(Saved data entries)
+ + +

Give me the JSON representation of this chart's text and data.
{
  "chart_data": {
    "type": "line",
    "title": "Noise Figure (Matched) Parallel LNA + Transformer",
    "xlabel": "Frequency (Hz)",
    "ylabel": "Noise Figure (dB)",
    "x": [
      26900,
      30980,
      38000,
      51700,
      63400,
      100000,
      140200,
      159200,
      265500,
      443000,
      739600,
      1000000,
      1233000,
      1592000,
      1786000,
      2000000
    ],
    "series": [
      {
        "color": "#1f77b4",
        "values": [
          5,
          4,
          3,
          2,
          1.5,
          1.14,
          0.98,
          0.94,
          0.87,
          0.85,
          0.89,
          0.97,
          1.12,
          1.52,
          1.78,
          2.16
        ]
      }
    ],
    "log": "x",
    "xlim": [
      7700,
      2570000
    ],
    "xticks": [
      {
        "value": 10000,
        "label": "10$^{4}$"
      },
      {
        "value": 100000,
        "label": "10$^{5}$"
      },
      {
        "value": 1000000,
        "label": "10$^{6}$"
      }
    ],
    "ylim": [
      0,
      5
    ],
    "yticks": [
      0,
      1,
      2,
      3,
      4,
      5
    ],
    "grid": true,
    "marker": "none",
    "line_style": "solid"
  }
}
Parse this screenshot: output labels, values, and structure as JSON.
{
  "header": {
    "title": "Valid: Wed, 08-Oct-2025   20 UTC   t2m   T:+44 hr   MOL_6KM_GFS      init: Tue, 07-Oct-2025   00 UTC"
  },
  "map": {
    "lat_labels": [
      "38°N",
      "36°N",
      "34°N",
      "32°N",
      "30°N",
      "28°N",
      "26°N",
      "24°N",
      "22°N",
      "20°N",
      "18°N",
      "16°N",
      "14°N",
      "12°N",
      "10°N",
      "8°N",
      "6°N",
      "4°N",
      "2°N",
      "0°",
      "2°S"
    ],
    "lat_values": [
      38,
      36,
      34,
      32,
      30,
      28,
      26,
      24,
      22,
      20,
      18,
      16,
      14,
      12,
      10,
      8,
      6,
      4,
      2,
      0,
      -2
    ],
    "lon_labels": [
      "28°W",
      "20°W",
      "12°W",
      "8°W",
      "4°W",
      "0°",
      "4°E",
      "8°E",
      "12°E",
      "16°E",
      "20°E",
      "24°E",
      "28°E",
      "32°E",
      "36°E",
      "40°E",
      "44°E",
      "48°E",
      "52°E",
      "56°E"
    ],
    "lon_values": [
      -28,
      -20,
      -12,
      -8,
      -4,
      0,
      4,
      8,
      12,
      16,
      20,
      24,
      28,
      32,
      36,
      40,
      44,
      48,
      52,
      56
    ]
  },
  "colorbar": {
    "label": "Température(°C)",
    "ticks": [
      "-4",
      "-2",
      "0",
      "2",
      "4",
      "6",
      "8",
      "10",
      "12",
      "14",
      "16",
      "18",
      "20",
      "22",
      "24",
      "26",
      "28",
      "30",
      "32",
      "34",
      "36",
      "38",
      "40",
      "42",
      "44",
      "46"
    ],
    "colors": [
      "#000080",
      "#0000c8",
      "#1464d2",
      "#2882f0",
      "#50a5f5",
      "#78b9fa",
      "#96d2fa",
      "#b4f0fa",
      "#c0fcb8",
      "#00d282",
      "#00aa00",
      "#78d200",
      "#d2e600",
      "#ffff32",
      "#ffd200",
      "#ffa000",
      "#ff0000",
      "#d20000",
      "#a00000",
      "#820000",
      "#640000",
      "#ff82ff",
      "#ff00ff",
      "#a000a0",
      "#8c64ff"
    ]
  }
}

+ + +

◆ **Job**
The records above should be repeated in full, exactly as given.

◆ **Response**
Give me the JSON representation of this chart's text and data.
{
  "chart_data": {
    "type": "line",
    "title": "Noise Figure (Matched) Parallel LNA + Transformer",
    "xlabel": "Frequency (Hz)",
    "ylabel": "Noise Figure (dB)",
    "x": [
      26900,
      30980,
      38000,
      51700,
      63400,
      100000,
      140200,
      159200,
      265500,
      443000,
      739600,
      1000000,
      1233000,
      1592000,
      1786000,
      2000000
    ],
    "series": [
      {
        "color": "#1f77b4",
        "values": [
          5,
          4,
          3,
          2,
          1.5,
          1.14,
          0.98,
          0.94,
          0.87,
          0.85,
          0.89,
          0.97,
          1.12,
          1.52,
          1.78,
          2.16
        ]
      }
    ],
    "log": "x",
    "xlim": [
      7700,
      2570000
    ],
    "xticks": [
      {
        "value": 10000,
        "label": "10$^{4}$"
      },
      {
        "value": 100000,
        "label": "10$^{5}$"
      },
      {
        "value": 1000000,
        "label": "10$^{6}$"
      }
    ],
    "ylim": [
      0,
      5
    ],
    "yticks": [
      0,
      1,
      2,
      3,
      4,
      5
    ],
    "grid": true,
    "marker": "none",
    "line_style": "solid"
  }
}
Parse this screenshot: output labels, values, and structure as JSON.
{
  "header": {
    "title": "Valid: Wed, 08-Oct-2025   20 UTC   t2m   T:+44 hr   MOL_6KM_GFS      init: Tue, 07-Oct-2025   00 UTC"
  },
  "map": {
    "lat_labels": [
      "38°N",
      "36°N",
      "34°N",
      "32°N",
      "30°N",
      "28°N",
      "26°N",
      "24°N",
      "22°N",
      "20°N",
      "18°N",
      "16°N",
      "14°N",
      "12°N",
      "10°N",
      "8°N",
      "6°N",
      "4°N",
      "2°N",
      "0°",
      "2°S"
    ],
    "lat_values": [
      38,
      36,
      34,
      32,
      30,
      28,
      26,
      24,
      22,
      20,
      18,
      16,
      14,
      12,
      10,
      8,
      6,
      4,
      2,
      0,
      -2
    ],
    "lon_labels": [
      "28°W",
      "20°W",
      "12°W",
      "8°W",
      "4°W",
      "0°",
      "4°E",
      "8°E",
      "12°E",
      "16°E",
      "20°E",
      "24°E",
      "28°E",
      "32°E",
      "36°E",
      "40°E",
      "44°E",
      "48°E",
      "52°E",
      "56°E"
    ],
    "lon_values": [
      -28,
      -20,
      -12,
      -8,
      -4,
      0,
      4,
      8,
      12,
      16,
      20,
      24,
      28,
      32,
      36,
      40,
      44,
      48,
      52,
      56
    ]
  },
  "colorbar": {
    "label": "Température(°C)",
    "ticks": [
      "-4",
      "-2",
      "0",
      "2",
      "4",
      "6",
      "8",
      "10",
      "12",
      "14",
      "16",
      "18",
      "20",
      "22",
      "24",
      "26",
      "28",
      "30",
      "32",
      "34",
      "36",
      "38",
      "40",
      "42",
      "44",
      "46"
    ],
    "colors": [
      "#000080",
      "#0000c8",
      "#1464d2",
      "#2882f0",
      "#50a5f5",
      "#78b9fa",
      "#96d2fa",
      "#b4f0fa",
      "#c0fcb8",
      "#00d282",
      "#00aa00",
      "#78d200",
      "#d2e600",
      "#ffff32",
      "#ffd200",
      "#ffa000",
      "#ff0000",
      "#d20000",
      "#a00000",
      "#820000",
      "#640000",
      "#ff82ff",
      "#ff00ff",
      "#a000a0",
      "#8c64ff"
    ]
  }
}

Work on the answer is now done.